## [Prompt]
Identify the lines that contain the word "Montag" and copy each one.

## [Source data]
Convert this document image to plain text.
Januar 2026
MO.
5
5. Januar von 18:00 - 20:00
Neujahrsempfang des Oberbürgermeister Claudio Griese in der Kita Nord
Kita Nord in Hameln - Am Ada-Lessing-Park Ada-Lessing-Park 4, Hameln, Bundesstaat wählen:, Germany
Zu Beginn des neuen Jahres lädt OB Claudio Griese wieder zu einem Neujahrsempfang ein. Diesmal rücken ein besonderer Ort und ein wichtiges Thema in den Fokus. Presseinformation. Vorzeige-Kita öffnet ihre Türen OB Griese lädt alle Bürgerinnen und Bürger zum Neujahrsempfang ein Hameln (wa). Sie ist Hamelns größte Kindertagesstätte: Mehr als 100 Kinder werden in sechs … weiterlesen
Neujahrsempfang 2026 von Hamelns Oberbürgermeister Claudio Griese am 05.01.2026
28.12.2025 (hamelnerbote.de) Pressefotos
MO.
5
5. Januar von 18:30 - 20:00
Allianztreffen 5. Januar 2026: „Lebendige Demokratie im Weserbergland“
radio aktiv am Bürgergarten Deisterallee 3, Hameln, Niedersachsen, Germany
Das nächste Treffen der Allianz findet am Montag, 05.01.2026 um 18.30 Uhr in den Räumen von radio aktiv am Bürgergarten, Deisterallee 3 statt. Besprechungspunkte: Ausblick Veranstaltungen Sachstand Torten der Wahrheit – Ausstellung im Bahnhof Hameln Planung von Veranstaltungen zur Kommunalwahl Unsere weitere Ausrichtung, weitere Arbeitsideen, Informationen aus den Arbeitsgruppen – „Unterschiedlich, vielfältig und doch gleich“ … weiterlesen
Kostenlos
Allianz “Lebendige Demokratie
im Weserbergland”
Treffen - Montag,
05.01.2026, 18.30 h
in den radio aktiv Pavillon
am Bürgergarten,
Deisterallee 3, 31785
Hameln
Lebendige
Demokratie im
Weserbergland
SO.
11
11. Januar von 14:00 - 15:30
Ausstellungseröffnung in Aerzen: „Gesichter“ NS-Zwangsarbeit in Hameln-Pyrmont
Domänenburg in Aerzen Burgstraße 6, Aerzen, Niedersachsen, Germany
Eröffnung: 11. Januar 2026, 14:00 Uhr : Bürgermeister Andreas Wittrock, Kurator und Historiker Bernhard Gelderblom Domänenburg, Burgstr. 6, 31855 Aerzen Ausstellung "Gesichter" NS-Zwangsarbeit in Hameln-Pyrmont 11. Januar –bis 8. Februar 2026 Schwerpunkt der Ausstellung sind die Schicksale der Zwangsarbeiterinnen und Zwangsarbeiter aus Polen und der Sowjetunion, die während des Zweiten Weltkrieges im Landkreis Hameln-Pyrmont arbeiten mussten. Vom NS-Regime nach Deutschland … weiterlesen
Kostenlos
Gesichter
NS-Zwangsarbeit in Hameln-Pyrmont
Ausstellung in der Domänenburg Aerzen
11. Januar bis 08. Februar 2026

---

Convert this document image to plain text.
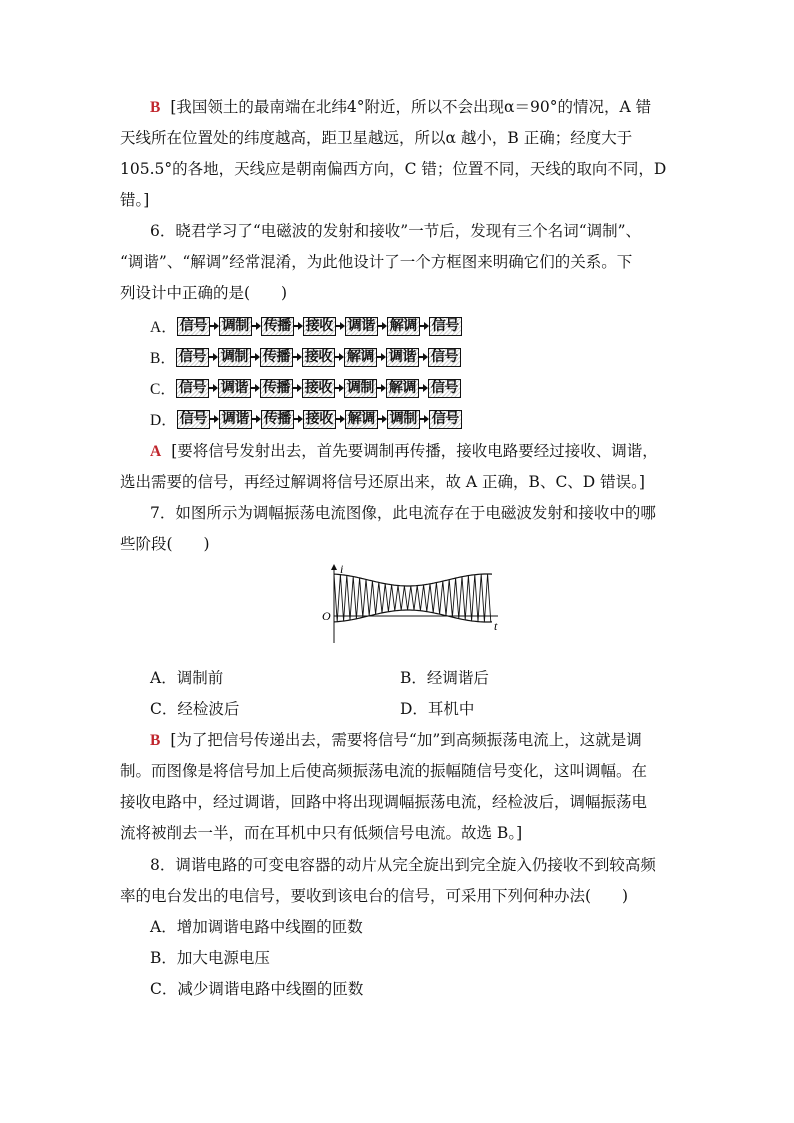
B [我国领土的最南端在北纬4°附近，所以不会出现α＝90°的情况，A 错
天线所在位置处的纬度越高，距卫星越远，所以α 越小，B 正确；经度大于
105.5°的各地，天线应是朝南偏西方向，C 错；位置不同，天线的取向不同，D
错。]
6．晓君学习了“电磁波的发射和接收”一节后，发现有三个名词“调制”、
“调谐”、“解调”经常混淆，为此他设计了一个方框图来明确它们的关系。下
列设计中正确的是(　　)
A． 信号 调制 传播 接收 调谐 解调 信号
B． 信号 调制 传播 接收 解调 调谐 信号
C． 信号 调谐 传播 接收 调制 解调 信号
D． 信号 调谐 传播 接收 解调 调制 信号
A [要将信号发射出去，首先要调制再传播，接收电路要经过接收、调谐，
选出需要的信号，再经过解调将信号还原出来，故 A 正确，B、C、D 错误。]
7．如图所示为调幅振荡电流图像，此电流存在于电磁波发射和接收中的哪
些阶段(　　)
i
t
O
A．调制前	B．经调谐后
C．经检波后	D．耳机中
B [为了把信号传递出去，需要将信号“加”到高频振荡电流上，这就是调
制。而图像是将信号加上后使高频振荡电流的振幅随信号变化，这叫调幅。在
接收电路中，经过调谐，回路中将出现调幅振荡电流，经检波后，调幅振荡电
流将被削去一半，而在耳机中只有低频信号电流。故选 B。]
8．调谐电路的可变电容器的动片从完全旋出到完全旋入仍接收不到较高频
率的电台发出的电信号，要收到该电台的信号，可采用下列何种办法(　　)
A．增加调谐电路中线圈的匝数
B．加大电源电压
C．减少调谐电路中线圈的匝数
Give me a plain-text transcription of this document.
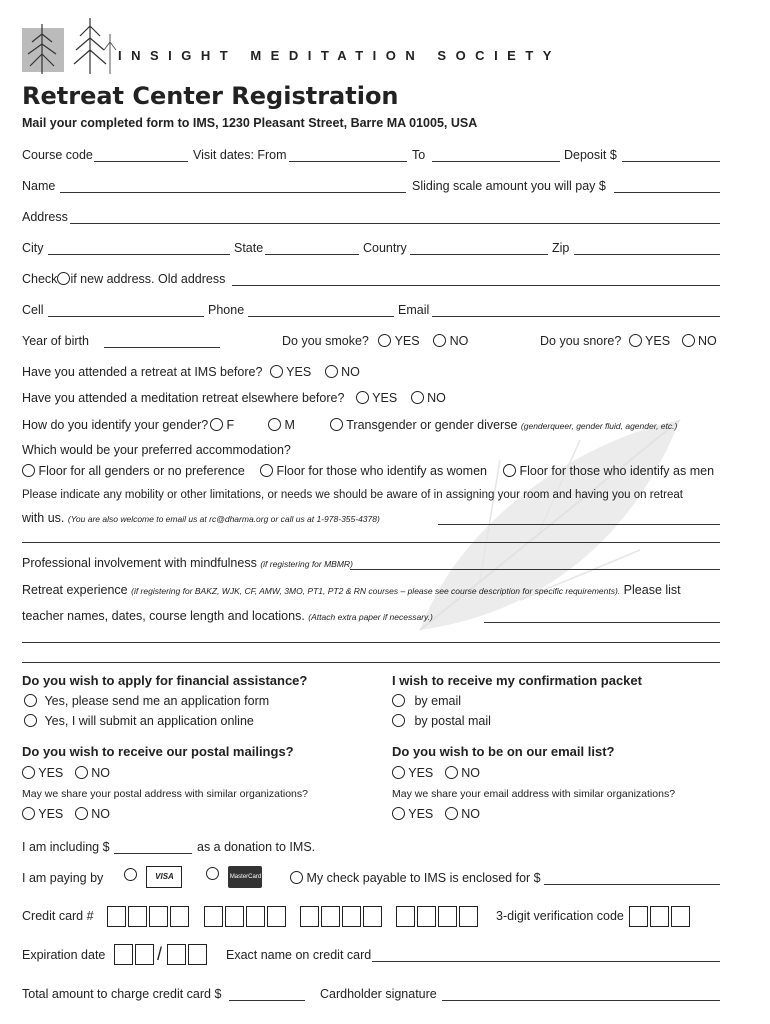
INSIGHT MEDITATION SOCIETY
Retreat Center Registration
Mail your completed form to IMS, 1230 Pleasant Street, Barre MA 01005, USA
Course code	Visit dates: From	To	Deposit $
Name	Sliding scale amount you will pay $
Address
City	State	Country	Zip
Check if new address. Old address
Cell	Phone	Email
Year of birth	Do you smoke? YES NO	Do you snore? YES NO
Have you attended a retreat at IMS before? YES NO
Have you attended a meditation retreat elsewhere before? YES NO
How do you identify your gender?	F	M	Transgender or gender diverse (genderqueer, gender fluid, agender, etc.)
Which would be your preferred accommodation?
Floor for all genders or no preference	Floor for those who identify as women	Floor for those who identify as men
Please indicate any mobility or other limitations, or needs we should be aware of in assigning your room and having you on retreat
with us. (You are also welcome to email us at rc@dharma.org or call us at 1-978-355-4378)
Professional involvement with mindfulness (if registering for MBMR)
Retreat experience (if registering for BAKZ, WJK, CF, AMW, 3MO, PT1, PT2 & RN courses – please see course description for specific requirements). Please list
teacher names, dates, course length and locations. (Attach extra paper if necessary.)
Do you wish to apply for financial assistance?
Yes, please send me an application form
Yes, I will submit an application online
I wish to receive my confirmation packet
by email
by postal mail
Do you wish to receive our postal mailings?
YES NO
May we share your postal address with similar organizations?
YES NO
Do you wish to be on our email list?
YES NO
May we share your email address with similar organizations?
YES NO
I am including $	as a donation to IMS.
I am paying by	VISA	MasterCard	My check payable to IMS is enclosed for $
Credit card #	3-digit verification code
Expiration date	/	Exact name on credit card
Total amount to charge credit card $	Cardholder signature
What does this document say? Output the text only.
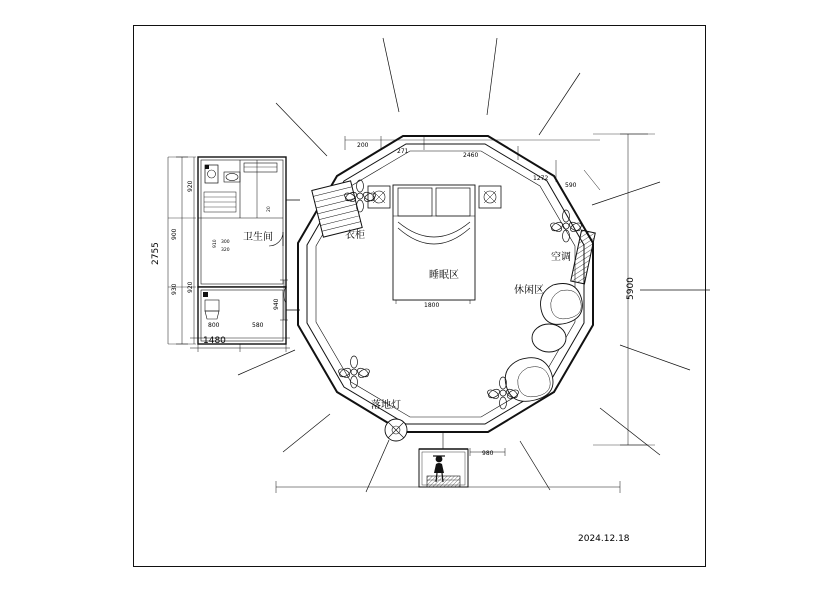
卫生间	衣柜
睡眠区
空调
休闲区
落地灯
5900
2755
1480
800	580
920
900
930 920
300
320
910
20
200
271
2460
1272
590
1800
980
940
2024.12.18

## [Complete answer]
Das nächste Treffen der Allianz findet am Montag, 05.01.2026 um 18.30 Uhr in den Räumen von radio aktiv am Bürgergarten, Deisterallee 3 statt. Besprechungspunkte: Ausblick Veranstaltungen Sachstand Torten der Wahrheit – Ausstellung im Bahnhof Hameln Planung von Veranstaltungen zur Kommunalwahl Unsere weitere Ausrichtung, weitere Arbeitsideen, Informationen aus den Arbeitsgruppen – „Unterschiedlich, vielfältig und doch gleich“ … weiterlesen
Treffen - Montag,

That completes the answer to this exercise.